To be done:
Read through the data and count the lines that contain the string "style"; give only the result.

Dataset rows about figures
----

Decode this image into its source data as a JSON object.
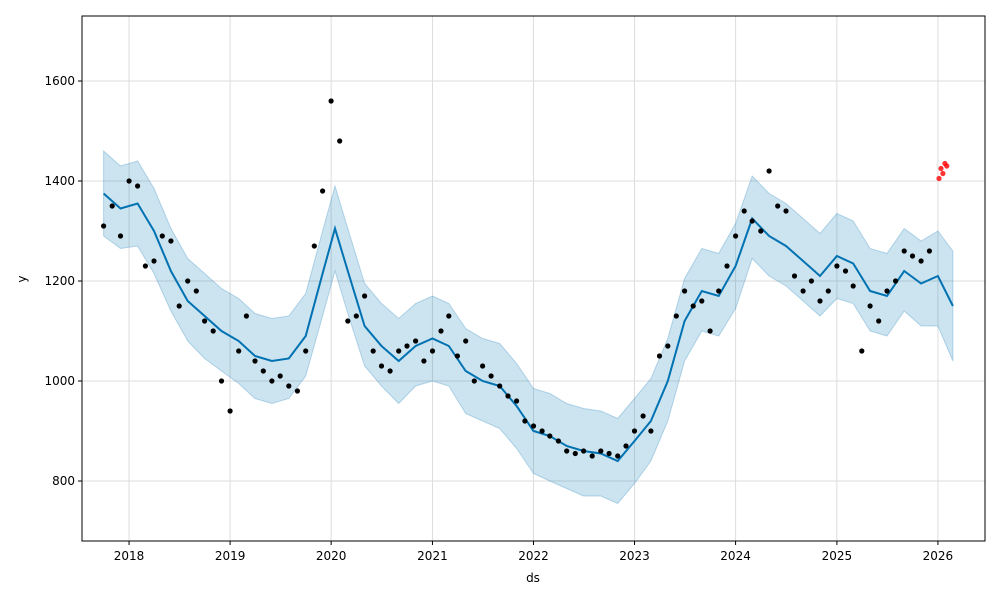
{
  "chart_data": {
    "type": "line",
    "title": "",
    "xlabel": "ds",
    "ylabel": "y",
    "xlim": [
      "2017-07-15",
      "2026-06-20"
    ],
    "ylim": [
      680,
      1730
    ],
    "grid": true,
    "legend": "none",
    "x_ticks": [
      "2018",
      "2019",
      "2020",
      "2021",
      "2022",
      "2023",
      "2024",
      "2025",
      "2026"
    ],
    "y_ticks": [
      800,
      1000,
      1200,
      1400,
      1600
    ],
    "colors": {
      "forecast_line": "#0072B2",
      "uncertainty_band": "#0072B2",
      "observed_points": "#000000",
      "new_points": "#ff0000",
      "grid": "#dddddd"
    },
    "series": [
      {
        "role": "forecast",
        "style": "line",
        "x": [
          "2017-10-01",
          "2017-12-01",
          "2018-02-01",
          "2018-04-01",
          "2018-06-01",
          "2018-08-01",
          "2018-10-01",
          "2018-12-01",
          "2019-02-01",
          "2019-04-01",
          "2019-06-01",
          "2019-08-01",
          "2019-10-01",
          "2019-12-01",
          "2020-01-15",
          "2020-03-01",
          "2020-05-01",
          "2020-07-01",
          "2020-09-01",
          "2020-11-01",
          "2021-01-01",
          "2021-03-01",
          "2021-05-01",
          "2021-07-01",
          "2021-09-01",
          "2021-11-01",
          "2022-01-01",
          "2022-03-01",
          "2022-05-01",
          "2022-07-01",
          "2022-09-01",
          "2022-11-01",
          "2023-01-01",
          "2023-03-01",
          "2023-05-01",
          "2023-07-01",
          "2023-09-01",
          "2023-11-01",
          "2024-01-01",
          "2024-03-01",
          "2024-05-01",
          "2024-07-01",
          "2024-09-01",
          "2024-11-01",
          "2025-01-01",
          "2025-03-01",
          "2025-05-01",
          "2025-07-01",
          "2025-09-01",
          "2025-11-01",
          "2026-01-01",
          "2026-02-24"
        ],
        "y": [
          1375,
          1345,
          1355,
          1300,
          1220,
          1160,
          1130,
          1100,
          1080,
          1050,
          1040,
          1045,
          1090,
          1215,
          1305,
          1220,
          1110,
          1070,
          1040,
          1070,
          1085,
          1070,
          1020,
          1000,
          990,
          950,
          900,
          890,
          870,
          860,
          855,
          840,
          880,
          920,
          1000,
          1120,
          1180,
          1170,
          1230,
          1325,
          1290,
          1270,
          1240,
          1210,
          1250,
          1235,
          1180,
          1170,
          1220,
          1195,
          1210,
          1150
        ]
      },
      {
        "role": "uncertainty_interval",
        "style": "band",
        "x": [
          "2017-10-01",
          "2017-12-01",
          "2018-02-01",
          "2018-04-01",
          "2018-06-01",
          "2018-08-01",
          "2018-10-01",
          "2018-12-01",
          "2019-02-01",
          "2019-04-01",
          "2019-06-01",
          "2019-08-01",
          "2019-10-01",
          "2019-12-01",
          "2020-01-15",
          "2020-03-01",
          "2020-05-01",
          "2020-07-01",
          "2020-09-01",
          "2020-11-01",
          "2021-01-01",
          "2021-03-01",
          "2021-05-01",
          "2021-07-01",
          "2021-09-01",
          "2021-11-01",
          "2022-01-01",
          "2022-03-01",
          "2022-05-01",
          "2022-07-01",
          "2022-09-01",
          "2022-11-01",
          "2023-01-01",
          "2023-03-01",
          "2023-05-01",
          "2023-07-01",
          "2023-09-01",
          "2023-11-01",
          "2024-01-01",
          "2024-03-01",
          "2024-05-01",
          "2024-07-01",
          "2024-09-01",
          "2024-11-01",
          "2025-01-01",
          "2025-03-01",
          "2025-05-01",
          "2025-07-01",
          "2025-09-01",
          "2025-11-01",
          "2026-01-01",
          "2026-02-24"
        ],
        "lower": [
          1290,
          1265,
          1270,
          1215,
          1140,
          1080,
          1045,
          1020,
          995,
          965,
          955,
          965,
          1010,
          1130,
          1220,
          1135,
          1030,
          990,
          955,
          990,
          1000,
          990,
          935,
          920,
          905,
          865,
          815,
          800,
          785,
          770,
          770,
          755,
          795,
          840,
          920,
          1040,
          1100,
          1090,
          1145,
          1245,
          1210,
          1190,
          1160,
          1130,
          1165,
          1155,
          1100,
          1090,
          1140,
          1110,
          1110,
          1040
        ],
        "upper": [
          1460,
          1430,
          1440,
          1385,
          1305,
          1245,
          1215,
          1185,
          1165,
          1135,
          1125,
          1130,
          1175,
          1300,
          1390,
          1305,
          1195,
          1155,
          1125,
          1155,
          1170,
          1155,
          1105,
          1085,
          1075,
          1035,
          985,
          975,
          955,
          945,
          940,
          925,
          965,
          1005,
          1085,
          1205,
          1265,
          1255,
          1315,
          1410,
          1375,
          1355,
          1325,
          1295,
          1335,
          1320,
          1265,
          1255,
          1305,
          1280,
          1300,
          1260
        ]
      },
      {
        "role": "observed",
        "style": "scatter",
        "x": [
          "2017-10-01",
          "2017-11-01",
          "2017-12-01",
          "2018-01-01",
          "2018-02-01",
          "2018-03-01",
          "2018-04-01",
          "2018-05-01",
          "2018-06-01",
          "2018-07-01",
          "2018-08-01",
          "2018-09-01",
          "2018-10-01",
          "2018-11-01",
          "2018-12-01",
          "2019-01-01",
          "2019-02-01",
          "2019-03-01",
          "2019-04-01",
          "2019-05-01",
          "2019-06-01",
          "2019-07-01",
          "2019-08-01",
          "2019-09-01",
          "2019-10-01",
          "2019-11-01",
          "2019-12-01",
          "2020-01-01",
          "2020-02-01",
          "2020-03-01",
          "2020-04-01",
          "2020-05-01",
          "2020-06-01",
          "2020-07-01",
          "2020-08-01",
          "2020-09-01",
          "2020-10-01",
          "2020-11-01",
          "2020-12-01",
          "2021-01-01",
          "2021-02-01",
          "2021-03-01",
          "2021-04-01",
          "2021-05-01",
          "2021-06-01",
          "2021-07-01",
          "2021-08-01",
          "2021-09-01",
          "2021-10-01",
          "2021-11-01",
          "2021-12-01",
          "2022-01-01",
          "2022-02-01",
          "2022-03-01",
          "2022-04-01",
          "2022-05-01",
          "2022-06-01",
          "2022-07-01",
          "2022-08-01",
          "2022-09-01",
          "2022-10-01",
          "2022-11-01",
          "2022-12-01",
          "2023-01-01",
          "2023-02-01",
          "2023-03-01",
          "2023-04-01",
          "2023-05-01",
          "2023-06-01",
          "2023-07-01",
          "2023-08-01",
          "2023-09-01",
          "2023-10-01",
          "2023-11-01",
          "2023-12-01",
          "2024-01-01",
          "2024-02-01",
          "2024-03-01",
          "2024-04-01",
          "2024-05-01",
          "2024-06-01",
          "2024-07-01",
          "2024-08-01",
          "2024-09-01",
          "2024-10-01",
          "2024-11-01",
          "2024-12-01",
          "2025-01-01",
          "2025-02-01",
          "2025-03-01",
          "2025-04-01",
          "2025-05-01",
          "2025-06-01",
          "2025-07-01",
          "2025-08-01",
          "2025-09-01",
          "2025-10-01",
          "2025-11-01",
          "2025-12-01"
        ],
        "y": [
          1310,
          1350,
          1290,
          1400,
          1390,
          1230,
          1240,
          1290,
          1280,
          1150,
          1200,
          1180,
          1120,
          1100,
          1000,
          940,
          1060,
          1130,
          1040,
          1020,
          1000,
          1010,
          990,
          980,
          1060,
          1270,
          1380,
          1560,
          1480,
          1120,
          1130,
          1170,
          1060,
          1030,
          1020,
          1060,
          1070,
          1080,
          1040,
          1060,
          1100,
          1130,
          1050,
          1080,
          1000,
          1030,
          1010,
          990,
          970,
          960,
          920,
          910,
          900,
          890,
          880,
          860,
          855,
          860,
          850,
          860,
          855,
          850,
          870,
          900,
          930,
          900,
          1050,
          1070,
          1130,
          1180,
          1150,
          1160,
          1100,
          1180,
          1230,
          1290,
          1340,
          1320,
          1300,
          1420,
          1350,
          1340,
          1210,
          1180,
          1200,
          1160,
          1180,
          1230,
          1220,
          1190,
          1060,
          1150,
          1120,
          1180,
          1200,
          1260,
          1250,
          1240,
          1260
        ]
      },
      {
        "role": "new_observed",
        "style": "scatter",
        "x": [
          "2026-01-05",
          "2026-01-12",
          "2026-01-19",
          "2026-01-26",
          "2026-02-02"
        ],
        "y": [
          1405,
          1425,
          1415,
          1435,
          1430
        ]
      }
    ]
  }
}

----

Answer to the exercise:
4